Stated exercise -> Rewrite the rows below, changing every "blurred" to "hidden" and leaving all other text unchanged.

***** Data for this task *****

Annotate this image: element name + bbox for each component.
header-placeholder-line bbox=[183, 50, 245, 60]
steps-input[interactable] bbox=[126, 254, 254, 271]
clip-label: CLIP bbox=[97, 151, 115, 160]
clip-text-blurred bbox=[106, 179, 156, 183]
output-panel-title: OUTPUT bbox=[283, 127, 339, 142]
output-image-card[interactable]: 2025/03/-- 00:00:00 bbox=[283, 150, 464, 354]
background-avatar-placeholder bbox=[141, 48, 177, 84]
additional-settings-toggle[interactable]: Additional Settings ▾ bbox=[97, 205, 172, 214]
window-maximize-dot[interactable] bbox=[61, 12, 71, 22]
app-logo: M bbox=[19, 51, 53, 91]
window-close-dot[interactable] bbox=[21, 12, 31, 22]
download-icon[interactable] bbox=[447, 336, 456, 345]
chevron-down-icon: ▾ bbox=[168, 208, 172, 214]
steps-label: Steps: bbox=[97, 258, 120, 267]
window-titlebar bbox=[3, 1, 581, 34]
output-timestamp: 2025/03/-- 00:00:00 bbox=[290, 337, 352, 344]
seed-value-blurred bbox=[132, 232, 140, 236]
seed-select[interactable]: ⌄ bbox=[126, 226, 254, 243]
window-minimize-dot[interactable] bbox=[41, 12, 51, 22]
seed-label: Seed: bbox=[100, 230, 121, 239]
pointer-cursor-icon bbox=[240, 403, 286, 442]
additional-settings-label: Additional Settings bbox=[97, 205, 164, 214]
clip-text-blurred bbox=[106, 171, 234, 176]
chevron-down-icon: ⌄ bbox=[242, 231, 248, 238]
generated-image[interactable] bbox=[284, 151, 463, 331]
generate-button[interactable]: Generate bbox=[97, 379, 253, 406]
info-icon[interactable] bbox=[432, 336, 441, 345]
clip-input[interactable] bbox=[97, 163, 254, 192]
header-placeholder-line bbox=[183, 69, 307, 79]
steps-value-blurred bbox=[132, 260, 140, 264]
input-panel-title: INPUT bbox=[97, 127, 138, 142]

*****

Solution to the problem ->
Annotate this image: element name + bbox for each component.
header-placeholder-line bbox=[183, 50, 245, 60]
steps-input[interactable] bbox=[126, 254, 254, 271]
clip-label: CLIP bbox=[97, 151, 115, 160]
clip-text-hidden bbox=[106, 179, 156, 183]
output-panel-title: OUTPUT bbox=[283, 127, 339, 142]
output-image-card[interactable]: 2025/03/-- 00:00:00 bbox=[283, 150, 464, 354]
background-avatar-placeholder bbox=[141, 48, 177, 84]
additional-settings-toggle[interactable]: Additional Settings ▾ bbox=[97, 205, 172, 214]
window-maximize-dot[interactable] bbox=[61, 12, 71, 22]
app-logo: M bbox=[19, 51, 53, 91]
window-close-dot[interactable] bbox=[21, 12, 31, 22]
download-icon[interactable] bbox=[447, 336, 456, 345]
chevron-down-icon: ▾ bbox=[168, 208, 172, 214]
steps-label: Steps: bbox=[97, 258, 120, 267]
window-titlebar bbox=[3, 1, 581, 34]
output-timestamp: 2025/03/-- 00:00:00 bbox=[290, 337, 352, 344]
seed-value-hidden bbox=[132, 232, 140, 236]
seed-select[interactable]: ⌄ bbox=[126, 226, 254, 243]
window-minimize-dot[interactable] bbox=[41, 12, 51, 22]
seed-label: Seed: bbox=[100, 230, 121, 239]
pointer-cursor-icon bbox=[240, 403, 286, 442]
additional-settings-label: Additional Settings bbox=[97, 205, 164, 214]
clip-text-hidden bbox=[106, 171, 234, 176]
chevron-down-icon: ⌄ bbox=[242, 231, 248, 238]
generated-image[interactable] bbox=[284, 151, 463, 331]
generate-button[interactable]: Generate bbox=[97, 379, 253, 406]
info-icon[interactable] bbox=[432, 336, 441, 345]
clip-input[interactable] bbox=[97, 163, 254, 192]
header-placeholder-line bbox=[183, 69, 307, 79]
steps-value-hidden bbox=[132, 260, 140, 264]
input-panel-title: INPUT bbox=[97, 127, 138, 142]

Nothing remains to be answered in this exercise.